◆ Work to be completed: Go through the listing beneath this task and return every line that carries the string "weights".

Part of a data file
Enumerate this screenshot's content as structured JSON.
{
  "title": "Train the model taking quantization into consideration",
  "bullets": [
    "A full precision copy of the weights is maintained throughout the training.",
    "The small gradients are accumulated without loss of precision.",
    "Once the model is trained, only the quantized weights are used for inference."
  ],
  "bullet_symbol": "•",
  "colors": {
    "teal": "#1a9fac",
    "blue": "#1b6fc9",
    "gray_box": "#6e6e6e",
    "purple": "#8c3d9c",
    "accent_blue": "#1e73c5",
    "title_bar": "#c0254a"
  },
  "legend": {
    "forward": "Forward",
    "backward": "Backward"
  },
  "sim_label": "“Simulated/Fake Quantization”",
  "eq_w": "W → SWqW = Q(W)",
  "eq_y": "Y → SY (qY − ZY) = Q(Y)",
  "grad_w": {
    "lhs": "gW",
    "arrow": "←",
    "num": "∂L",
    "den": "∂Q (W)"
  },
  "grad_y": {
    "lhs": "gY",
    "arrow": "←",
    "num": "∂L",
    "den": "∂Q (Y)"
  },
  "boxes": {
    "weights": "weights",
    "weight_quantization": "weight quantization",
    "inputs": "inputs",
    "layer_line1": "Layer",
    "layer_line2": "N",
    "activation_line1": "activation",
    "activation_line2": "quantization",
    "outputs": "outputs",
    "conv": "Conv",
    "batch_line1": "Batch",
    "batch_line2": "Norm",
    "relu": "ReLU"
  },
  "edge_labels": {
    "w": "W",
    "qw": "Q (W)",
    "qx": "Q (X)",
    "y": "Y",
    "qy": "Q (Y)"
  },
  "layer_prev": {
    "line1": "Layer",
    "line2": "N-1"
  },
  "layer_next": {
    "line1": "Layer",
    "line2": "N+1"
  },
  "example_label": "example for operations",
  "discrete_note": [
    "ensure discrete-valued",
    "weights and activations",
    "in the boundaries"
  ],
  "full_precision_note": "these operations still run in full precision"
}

◆ Task result:
    "A full precision copy of the weights is maintained throughout the training.",
    "Once the model is trained, only the quantized weights are used for inference."
    "weights": "weights",
    "weights and activations",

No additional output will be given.